■ Dataset:
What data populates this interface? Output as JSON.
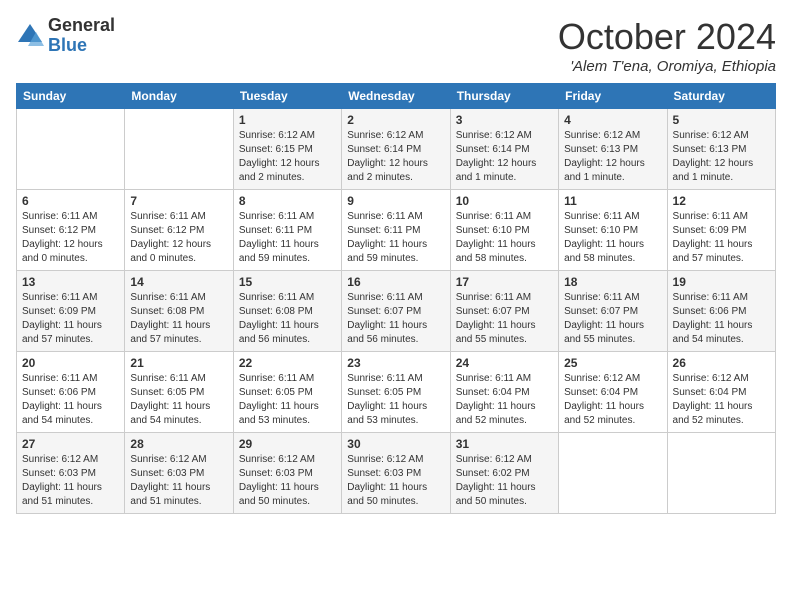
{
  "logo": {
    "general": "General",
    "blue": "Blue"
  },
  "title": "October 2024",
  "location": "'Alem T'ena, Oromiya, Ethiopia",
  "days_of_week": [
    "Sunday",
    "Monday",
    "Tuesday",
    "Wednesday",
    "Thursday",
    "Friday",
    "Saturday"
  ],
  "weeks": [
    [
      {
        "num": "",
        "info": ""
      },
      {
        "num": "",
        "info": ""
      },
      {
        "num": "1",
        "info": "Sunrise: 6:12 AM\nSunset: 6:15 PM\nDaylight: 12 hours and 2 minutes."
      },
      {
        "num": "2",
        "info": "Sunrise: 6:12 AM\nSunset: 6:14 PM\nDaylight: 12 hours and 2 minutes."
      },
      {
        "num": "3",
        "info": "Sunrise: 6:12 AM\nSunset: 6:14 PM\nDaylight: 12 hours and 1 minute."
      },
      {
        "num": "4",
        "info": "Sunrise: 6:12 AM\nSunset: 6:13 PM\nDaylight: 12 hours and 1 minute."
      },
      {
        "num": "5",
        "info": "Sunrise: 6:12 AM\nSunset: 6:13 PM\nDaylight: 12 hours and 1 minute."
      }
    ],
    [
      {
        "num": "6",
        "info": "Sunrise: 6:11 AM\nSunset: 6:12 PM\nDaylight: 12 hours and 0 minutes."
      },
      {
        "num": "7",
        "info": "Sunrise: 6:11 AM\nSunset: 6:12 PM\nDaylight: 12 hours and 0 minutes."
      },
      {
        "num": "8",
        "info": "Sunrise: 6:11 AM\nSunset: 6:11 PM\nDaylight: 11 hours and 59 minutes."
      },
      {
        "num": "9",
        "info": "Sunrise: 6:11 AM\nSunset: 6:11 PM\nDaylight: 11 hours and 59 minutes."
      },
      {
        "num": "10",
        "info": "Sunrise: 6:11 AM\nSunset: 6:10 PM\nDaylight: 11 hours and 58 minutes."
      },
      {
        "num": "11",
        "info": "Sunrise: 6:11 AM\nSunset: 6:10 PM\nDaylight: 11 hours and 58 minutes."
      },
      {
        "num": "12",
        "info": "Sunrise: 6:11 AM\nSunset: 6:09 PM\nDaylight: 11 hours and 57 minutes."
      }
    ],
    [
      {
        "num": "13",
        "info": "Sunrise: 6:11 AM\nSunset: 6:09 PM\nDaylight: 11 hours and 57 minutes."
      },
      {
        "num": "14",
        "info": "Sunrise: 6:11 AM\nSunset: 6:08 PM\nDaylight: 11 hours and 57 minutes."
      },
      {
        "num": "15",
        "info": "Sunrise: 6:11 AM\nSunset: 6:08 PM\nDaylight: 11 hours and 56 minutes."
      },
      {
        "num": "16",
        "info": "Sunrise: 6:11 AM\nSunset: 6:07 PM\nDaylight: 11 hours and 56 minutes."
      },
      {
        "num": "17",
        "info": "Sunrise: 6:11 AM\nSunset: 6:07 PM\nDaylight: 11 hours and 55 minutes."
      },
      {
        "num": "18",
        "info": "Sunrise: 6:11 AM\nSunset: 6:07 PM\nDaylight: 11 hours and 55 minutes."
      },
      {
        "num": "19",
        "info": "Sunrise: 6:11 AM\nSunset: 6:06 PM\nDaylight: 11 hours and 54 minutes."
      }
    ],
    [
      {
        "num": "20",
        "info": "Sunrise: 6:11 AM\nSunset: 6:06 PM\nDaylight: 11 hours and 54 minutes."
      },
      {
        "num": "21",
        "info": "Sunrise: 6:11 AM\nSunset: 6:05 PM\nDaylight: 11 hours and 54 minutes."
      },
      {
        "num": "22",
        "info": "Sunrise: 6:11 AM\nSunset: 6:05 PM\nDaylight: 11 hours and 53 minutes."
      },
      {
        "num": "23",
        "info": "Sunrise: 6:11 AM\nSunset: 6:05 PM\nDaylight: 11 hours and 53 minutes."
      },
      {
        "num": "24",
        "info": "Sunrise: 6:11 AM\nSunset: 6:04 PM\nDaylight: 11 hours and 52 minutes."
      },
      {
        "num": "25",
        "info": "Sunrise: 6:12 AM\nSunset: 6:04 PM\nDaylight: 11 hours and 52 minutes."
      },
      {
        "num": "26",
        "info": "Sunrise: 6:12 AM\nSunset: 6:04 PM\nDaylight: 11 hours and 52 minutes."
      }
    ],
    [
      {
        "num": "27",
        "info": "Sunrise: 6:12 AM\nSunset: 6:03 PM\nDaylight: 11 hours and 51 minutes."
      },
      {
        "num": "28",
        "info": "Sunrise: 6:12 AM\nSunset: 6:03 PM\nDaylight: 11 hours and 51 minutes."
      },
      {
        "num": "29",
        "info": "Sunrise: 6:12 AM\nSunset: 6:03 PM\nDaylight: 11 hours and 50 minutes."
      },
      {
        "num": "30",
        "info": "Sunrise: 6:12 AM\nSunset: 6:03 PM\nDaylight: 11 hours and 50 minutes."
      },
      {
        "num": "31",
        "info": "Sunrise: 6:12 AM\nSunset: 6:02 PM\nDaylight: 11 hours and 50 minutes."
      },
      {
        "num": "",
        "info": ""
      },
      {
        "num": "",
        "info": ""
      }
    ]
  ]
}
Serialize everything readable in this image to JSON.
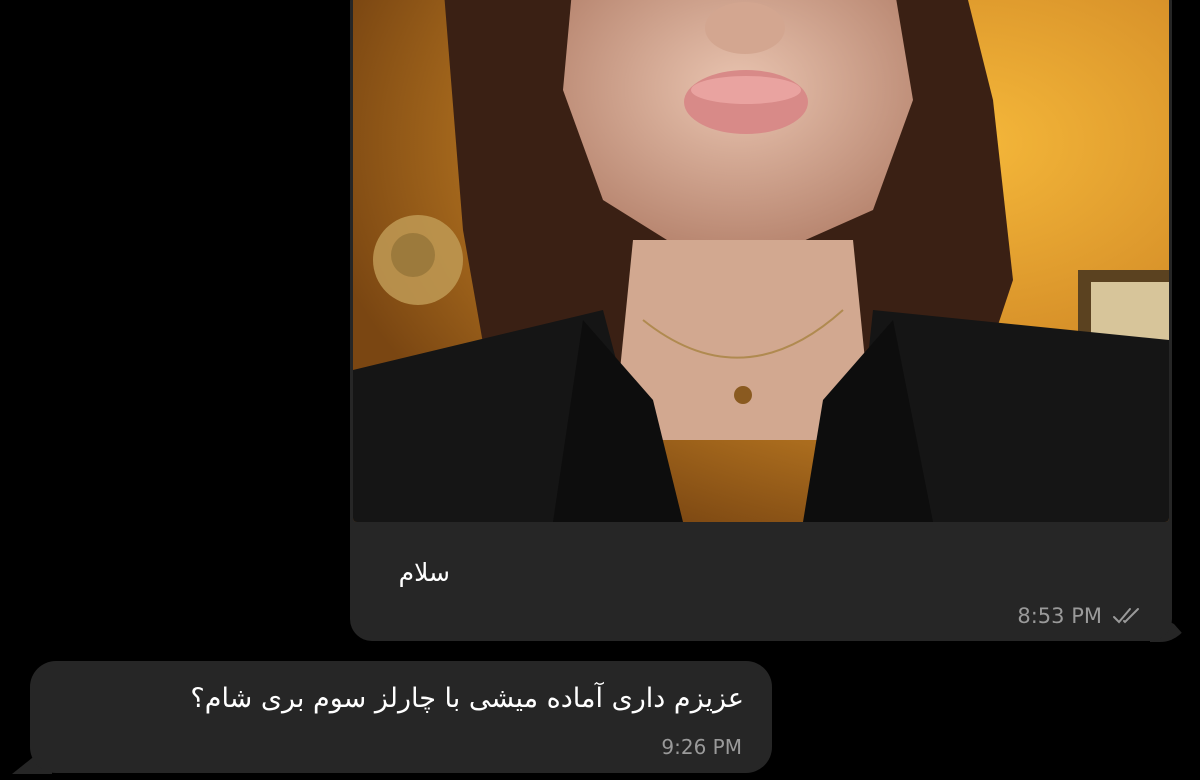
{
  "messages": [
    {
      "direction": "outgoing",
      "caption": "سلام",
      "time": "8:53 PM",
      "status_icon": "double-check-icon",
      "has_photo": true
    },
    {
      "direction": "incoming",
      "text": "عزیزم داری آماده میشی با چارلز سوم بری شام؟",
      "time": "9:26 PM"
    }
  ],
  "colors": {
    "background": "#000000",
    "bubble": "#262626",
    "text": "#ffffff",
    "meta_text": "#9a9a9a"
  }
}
---
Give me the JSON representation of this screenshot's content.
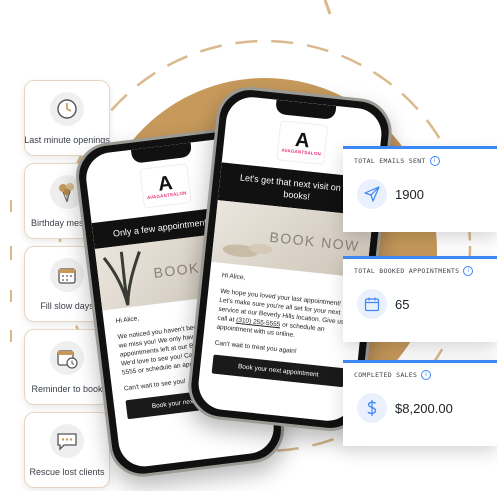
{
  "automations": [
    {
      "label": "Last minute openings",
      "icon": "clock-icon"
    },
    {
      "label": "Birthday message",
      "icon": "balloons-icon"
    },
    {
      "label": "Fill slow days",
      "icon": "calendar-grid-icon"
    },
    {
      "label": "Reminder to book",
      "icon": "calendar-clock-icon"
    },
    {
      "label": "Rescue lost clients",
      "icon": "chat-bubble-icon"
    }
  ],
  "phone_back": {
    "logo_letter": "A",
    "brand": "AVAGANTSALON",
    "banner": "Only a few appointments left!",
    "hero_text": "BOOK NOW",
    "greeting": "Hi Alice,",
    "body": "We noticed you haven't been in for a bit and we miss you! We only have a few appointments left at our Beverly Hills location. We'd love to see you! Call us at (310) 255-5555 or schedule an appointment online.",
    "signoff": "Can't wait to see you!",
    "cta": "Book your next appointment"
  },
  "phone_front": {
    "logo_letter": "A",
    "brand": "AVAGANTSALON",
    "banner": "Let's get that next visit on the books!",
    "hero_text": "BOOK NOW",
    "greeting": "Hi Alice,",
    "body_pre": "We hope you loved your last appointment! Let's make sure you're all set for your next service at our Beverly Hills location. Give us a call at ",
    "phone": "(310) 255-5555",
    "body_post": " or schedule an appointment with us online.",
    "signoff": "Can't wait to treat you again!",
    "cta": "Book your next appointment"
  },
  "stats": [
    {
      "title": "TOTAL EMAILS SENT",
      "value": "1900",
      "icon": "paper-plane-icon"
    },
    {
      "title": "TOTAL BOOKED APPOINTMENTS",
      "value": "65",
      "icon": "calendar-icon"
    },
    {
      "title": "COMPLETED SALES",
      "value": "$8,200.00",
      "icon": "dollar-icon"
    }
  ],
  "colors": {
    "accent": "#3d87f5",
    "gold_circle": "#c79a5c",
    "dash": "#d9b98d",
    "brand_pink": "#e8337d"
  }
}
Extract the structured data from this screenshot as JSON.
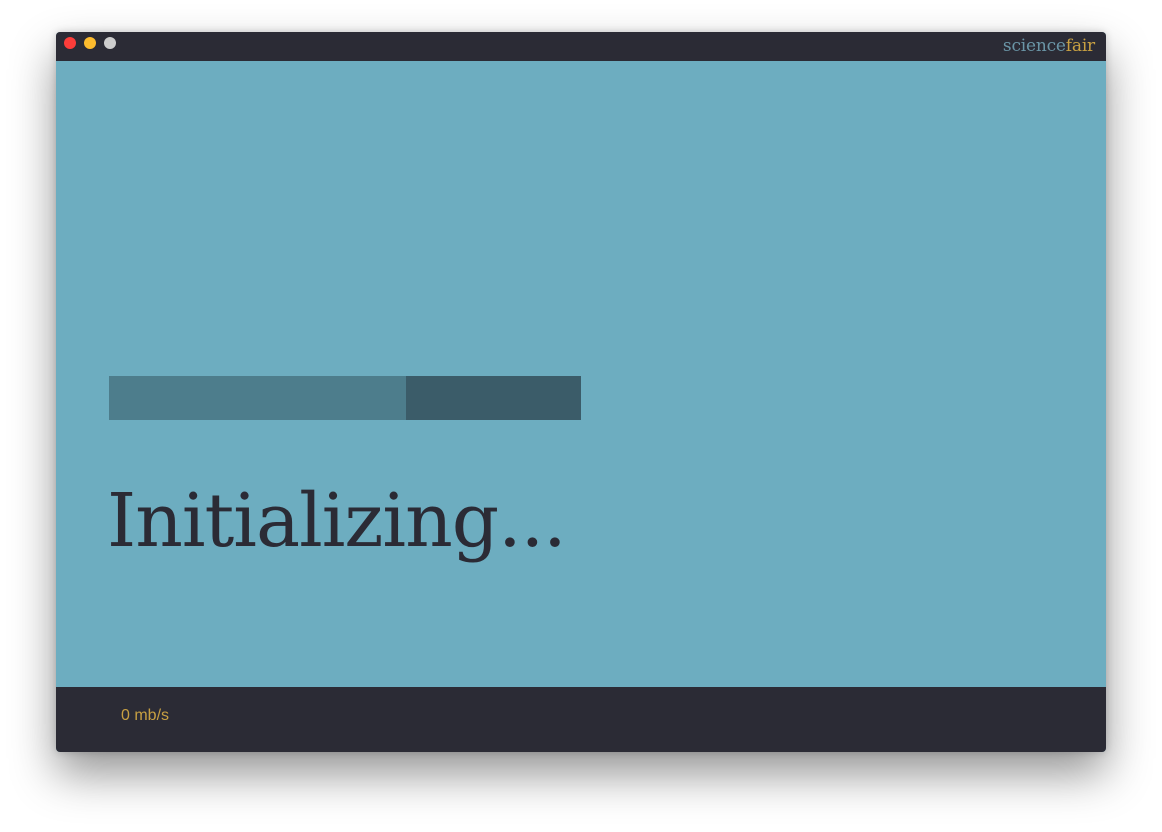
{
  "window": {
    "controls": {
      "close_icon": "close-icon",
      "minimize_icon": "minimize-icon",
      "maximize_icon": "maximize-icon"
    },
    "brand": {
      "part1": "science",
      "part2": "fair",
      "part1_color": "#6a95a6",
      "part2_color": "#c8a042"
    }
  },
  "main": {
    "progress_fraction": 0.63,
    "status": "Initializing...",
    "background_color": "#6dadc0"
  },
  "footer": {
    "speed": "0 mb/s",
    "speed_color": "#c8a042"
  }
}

■ Aim of the task: Your answer should be a single number: the count of lines in the entries that contain the word "clock".

■ Result of this task: 2